→ **Work to complete**
Report every line below that holds the word "screenshot".

==== Extracted data ====

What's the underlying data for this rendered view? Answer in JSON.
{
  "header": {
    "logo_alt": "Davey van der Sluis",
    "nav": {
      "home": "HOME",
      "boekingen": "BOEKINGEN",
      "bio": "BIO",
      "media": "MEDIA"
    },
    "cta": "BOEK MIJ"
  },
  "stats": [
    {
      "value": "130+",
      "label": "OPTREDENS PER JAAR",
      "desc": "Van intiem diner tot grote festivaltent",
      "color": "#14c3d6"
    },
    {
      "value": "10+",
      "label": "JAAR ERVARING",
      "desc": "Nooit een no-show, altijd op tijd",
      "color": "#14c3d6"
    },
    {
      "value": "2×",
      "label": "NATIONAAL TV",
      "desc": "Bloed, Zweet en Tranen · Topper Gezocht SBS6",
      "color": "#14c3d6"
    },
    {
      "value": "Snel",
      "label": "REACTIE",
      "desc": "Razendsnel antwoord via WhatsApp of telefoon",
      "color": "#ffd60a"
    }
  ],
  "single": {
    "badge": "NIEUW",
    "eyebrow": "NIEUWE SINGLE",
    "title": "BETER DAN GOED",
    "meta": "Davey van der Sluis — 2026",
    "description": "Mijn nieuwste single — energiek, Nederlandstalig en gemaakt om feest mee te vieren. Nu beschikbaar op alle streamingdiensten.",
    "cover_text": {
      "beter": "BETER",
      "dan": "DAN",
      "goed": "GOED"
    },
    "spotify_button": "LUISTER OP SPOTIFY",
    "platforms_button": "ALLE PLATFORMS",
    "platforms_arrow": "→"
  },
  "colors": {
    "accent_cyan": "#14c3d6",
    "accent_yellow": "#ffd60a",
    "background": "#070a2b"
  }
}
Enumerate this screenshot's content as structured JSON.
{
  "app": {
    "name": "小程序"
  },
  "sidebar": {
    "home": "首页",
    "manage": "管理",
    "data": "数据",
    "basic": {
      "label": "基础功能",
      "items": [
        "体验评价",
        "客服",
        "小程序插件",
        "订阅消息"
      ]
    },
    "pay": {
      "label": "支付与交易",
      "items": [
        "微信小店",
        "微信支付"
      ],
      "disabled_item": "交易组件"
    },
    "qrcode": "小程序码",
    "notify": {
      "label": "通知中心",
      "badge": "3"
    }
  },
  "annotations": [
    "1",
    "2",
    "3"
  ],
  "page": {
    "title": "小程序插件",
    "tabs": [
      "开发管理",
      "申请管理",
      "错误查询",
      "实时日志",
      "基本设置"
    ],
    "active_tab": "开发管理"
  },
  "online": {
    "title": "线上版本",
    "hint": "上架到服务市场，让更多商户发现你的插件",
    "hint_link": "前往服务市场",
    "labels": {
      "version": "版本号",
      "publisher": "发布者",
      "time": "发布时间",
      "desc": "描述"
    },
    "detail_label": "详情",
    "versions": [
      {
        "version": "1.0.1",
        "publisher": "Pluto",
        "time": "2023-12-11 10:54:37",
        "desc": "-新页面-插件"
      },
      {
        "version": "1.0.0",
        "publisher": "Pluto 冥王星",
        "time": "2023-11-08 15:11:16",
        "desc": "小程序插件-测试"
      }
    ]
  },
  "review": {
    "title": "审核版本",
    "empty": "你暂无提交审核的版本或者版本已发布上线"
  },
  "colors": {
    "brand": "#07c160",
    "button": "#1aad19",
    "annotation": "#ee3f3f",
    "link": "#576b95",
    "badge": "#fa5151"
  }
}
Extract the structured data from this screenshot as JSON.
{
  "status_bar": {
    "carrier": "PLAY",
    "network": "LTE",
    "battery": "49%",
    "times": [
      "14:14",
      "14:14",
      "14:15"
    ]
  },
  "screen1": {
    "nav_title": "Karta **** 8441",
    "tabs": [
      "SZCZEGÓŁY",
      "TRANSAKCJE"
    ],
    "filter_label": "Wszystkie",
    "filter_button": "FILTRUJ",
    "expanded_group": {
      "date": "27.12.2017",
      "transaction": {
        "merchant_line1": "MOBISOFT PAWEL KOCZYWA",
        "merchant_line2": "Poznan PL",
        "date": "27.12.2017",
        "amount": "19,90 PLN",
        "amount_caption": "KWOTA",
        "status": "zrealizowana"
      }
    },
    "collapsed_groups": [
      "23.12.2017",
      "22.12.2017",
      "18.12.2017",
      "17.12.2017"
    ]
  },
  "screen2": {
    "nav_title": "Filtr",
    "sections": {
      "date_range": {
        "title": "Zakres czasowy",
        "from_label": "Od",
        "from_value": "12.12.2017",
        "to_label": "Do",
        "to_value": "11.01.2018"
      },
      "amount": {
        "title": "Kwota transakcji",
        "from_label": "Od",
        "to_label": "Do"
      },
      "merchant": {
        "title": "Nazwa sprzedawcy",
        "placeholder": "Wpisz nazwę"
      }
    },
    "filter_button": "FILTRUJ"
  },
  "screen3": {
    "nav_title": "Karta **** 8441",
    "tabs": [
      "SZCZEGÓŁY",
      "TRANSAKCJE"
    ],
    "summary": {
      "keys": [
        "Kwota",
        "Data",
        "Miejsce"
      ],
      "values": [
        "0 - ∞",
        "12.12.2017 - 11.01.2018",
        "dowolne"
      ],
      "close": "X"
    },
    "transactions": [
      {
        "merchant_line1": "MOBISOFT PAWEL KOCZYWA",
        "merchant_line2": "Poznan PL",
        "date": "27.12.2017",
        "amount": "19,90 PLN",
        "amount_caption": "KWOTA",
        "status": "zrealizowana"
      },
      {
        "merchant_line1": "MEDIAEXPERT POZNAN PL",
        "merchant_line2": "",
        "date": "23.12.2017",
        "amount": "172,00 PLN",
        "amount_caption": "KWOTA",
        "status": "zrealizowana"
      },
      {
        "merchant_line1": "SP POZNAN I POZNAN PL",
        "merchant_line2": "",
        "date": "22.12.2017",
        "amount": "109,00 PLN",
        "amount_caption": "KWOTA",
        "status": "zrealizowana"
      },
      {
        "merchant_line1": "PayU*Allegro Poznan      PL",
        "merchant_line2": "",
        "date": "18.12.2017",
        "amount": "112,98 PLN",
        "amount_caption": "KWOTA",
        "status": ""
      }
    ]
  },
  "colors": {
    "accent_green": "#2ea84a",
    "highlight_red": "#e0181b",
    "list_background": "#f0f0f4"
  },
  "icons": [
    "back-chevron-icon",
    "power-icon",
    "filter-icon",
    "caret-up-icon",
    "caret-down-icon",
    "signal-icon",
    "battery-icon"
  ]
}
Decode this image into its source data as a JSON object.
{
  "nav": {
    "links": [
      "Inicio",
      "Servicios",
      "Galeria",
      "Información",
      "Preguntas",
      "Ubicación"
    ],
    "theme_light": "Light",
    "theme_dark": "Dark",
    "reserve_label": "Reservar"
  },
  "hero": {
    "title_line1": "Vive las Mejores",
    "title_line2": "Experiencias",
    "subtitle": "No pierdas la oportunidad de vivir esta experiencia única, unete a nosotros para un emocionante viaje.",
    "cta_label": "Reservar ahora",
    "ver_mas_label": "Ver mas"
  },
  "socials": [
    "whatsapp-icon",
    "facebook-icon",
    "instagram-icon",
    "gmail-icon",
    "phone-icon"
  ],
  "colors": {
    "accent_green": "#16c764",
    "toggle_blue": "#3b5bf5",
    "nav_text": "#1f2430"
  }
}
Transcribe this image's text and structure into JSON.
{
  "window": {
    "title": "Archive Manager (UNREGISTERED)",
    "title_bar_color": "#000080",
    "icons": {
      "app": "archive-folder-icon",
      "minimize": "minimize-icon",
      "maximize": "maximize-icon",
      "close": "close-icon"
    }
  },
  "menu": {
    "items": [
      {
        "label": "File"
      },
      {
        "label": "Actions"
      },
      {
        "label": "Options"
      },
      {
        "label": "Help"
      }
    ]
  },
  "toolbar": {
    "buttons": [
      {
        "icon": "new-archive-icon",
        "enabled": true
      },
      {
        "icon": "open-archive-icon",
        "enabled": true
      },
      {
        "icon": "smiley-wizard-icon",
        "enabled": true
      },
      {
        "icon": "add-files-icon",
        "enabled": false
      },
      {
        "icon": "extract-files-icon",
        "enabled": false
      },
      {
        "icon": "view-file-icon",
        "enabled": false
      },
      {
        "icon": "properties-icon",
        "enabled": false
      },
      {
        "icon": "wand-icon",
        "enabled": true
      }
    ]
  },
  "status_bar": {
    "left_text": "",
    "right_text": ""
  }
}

====

→ **Result below**
Enumerate this screenshot's content as structured JSON.
Extract the structured data from this screenshot as JSON.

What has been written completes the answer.